[The tasks]
(a) How many tons of newsprint does Rust Communications use each year, according to the newsprint article?
(b) Please rewrite the records from the line containing "layers-list[interactable]: Layers and" down to the line containing "layer-item[interactable]: NDVI_2016 xyxy=(289,361,365,380)", substituting "Raster Algebra" for "Map Algebra" and leaving everything else as it is.

[Selected text]
════════════════
About 9 million tons of newsprint is produced in Canada, McLaren said, and almost 7 million tons are produced in the United States.

Rust Communications, which includes five dailies and a number of weeklies in Southeast Missouri and Northern Arkansas, uses about 4,500 tons of newsprint a year, and purchases both from Canadian and U.S. producers.

"We use a lot of recycled paper," Production Manager John Renaud said, adding that currently Rust Communications uses 51 percent of recycled newsprint.

The Southeast Missourian, a Rust Communications daily, also recycles newspaper. The company uses a special baler to package the old newspapers into 1,300-pound bales that are sent to St. Louis where it is sold for $90 a ton.

"Newspapers are utilizing a number of alternative ways of doing business to offset the increase in prices," McLaren said.

Some newspapers are discontinuing some editions. Some newspapers in Atlanta and Los Angeles have withdrawn their suburban editions.

Newsprint price ups and downs aren't new to the industry. The prices usually fluctuate in five to seven-year cycles, McLaren said.

In 1991, there were at least 160 paper machines at 69 mills across the United States and Canada. Today, at least 30 of those machines are no longer in operation.

"Pulp and paper mills were depressed throughout the early 1990s," McLaren said, adding: "Newspaper publishers had it good until, the North American newsprint producers discovered the foreign market, finding lucrative markets."

Exports, however, account for only about a fourth of newsprint sales from North America, McLaren said, but, those consumers are willing to pay more for newsprint.
════════════════
Page element annotations:
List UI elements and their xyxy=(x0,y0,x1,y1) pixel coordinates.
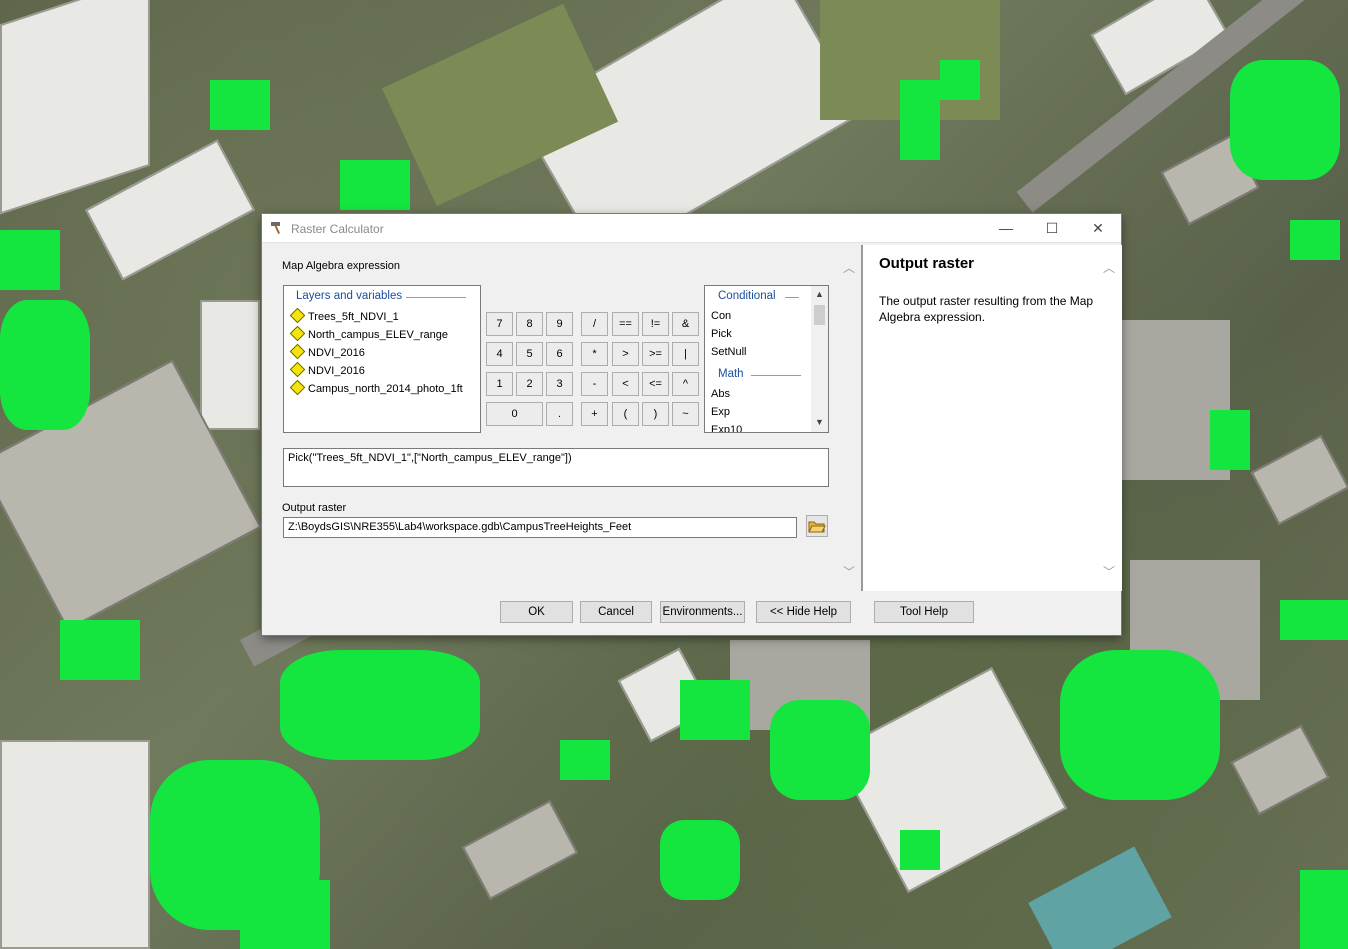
layers-list[interactable]: Layers and variables Trees_5ft_NDVI_1 No… xyxy=(283,285,481,433)
title-bar[interactable]: Raster Calculator — ☐ ✕ xyxy=(262,214,1121,243)
expression-field[interactable]: Pick("Trees_5ft_NDVI_1",["North_campus_E… xyxy=(283,448,829,487)
hammer-icon xyxy=(270,221,286,235)
math-header-rule xyxy=(751,375,801,376)
hide-help-button[interactable]: << Hide Help xyxy=(756,601,851,623)
key-open-paren[interactable]: ( xyxy=(612,402,639,426)
math-header: Math xyxy=(718,368,744,380)
output-raster-label: Output raster xyxy=(282,502,347,514)
key-1[interactable]: 1 xyxy=(486,372,513,396)
expression-label: Map Algebra expression xyxy=(282,260,401,272)
help-pane: Output raster The output raster resultin… xyxy=(861,245,1122,591)
pane-scroll-up-icon[interactable]: ︿ xyxy=(843,259,855,276)
conditional-header-rule xyxy=(785,297,799,298)
key-equal[interactable]: == xyxy=(612,312,639,336)
raster-calculator-dialog: Raster Calculator — ☐ ✕ Map Algebra expr… xyxy=(262,214,1122,635)
scroll-up-icon[interactable]: ▲ xyxy=(811,289,828,299)
function-item[interactable]: Exp10 xyxy=(711,424,742,432)
key-decimal[interactable]: . xyxy=(546,402,573,426)
scroll-down-icon[interactable]: ▼ xyxy=(811,417,828,427)
layers-header: Layers and variables xyxy=(296,290,403,302)
key-4[interactable]: 4 xyxy=(486,342,513,366)
function-item[interactable]: Con xyxy=(711,310,731,322)
key-7[interactable]: 7 xyxy=(486,312,513,336)
browse-button[interactable] xyxy=(806,515,828,537)
key-and[interactable]: & xyxy=(672,312,699,336)
output-raster-text: Z:\BoydsGIS\NRE355\Lab4\workspace.gdb\Ca… xyxy=(288,521,632,533)
pane-scroll-down-icon[interactable]: ﹀ xyxy=(843,563,855,580)
minimize-button[interactable]: — xyxy=(983,214,1029,242)
key-minus[interactable]: - xyxy=(581,372,608,396)
scroll-thumb[interactable] xyxy=(814,305,825,325)
tool-help-button[interactable]: Tool Help xyxy=(874,601,974,623)
function-item[interactable]: SetNull xyxy=(711,346,746,358)
environments-button[interactable]: Environments... xyxy=(660,601,745,623)
key-less-equal[interactable]: <= xyxy=(642,372,669,396)
key-divide[interactable]: / xyxy=(581,312,608,336)
key-xor[interactable]: ^ xyxy=(672,372,699,396)
layer-item[interactable]: NDVI_2016 xyxy=(289,361,365,380)
key-close-paren[interactable]: ) xyxy=(642,402,669,426)
key-multiply[interactable]: * xyxy=(581,342,608,366)
help-title: Output raster xyxy=(879,255,975,272)
key-5[interactable]: 5 xyxy=(516,342,543,366)
layer-item[interactable]: NDVI_2016 xyxy=(289,343,365,362)
functions-list[interactable]: Conditional Con Pick SetNull Math Abs Ex… xyxy=(704,285,829,433)
layer-item[interactable]: North_campus_ELEV_range xyxy=(289,325,448,344)
ok-button[interactable]: OK xyxy=(500,601,573,623)
help-scroll-up-icon[interactable]: ︿ xyxy=(1103,259,1115,276)
key-2[interactable]: 2 xyxy=(516,372,543,396)
conditional-header: Conditional xyxy=(718,290,776,302)
key-or[interactable]: | xyxy=(672,342,699,366)
help-scroll-down-icon[interactable]: ﹀ xyxy=(1103,563,1115,580)
functions-scrollbar[interactable]: ▲ ▼ xyxy=(811,286,828,432)
cancel-button[interactable]: Cancel xyxy=(580,601,652,623)
key-0[interactable]: 0 xyxy=(486,402,543,426)
key-less[interactable]: < xyxy=(612,372,639,396)
key-not-equal[interactable]: != xyxy=(642,312,669,336)
raster-layer-icon xyxy=(289,325,306,342)
key-plus[interactable]: + xyxy=(581,402,608,426)
raster-layer-icon xyxy=(289,361,306,378)
function-item[interactable]: Abs xyxy=(711,388,730,400)
key-8[interactable]: 8 xyxy=(516,312,543,336)
key-greater-equal[interactable]: >= xyxy=(642,342,669,366)
folder-open-icon xyxy=(807,521,827,539)
key-3[interactable]: 3 xyxy=(546,372,573,396)
layer-item[interactable]: Trees_5ft_NDVI_1 xyxy=(289,307,399,326)
raster-layer-icon xyxy=(289,379,306,396)
help-description: The output raster resulting from the Map… xyxy=(879,294,1094,324)
expression-text: Pick("Trees_5ft_NDVI_1",["North_campus_E… xyxy=(288,452,572,464)
layer-item[interactable]: Campus_north_2014_photo_1ft xyxy=(289,379,463,398)
raster-layer-icon xyxy=(289,343,306,360)
key-6[interactable]: 6 xyxy=(546,342,573,366)
tool-pane: Map Algebra expression Layers and variab… xyxy=(270,245,860,591)
close-button[interactable]: ✕ xyxy=(1075,214,1121,242)
key-9[interactable]: 9 xyxy=(546,312,573,336)
function-item[interactable]: Exp xyxy=(711,406,730,418)
key-not[interactable]: ~ xyxy=(672,402,699,426)
layers-header-rule xyxy=(406,297,466,298)
maximize-button[interactable]: ☐ xyxy=(1029,214,1075,242)
function-item[interactable]: Pick xyxy=(711,328,732,340)
raster-layer-icon xyxy=(289,307,306,324)
output-raster-field[interactable]: Z:\BoydsGIS\NRE355\Lab4\workspace.gdb\Ca… xyxy=(283,517,797,538)
window-title: Raster Calculator xyxy=(291,222,384,236)
key-greater[interactable]: > xyxy=(612,342,639,366)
════════════════
[Answers for this exercise]
(a) About 4,500 tons of newsprint a year.

(b)
layers-list[interactable]: Layers and variables Trees_5ft_NDVI_1 No… xyxy=(283,285,481,433)
title-bar[interactable]: Raster Calculator — ☐ ✕ xyxy=(262,214,1121,243)
expression-field[interactable]: Pick("Trees_5ft_NDVI_1",["North_campus_E… xyxy=(283,448,829,487)
hammer-icon xyxy=(270,221,286,235)
math-header-rule xyxy=(751,375,801,376)
hide-help-button[interactable]: << Hide Help xyxy=(756,601,851,623)
key-open-paren[interactable]: ( xyxy=(612,402,639,426)
math-header: Math xyxy=(718,368,744,380)
output-raster-label: Output raster xyxy=(282,502,347,514)
key-1[interactable]: 1 xyxy=(486,372,513,396)
expression-label: Raster Algebra expression xyxy=(282,260,401,272)
help-pane: Output raster The output raster resultin… xyxy=(861,245,1122,591)
pane-scroll-up-icon[interactable]: ︿ xyxy=(843,259,855,276)
conditional-header-rule xyxy=(785,297,799,298)
key-equal[interactable]: == xyxy=(612,312,639,336)
raster-calculator-dialog: Raster Calculator — ☐ ✕ Raster Algebra expr… xyxy=(262,214,1122,635)
scroll-up-icon[interactable]: ▲ xyxy=(811,289,828,299)
function-item[interactable]: Exp10 xyxy=(711,424,742,432)
key-decimal[interactable]: . xyxy=(546,402,573,426)
scroll-down-icon[interactable]: ▼ xyxy=(811,417,828,427)
layers-header: Layers and variables xyxy=(296,290,403,302)
key-4[interactable]: 4 xyxy=(486,342,513,366)
function-item[interactable]: Con xyxy=(711,310,731,322)
key-7[interactable]: 7 xyxy=(486,312,513,336)
browse-button[interactable] xyxy=(806,515,828,537)
key-and[interactable]: & xyxy=(672,312,699,336)
output-raster-text: Z:\BoydsGIS\NRE355\Lab4\workspace.gdb\Ca… xyxy=(288,521,632,533)
pane-scroll-down-icon[interactable]: ﹀ xyxy=(843,563,855,580)
minimize-button[interactable]: — xyxy=(983,214,1029,242)
key-minus[interactable]: - xyxy=(581,372,608,396)
scroll-thumb[interactable] xyxy=(814,305,825,325)
tool-help-button[interactable]: Tool Help xyxy=(874,601,974,623)
function-item[interactable]: SetNull xyxy=(711,346,746,358)
environments-button[interactable]: Environments... xyxy=(660,601,745,623)
key-less-equal[interactable]: <= xyxy=(642,372,669,396)
key-divide[interactable]: / xyxy=(581,312,608,336)
key-xor[interactable]: ^ xyxy=(672,372,699,396)
layer-item[interactable]: NDVI_2016 xyxy=(289,361,365,380)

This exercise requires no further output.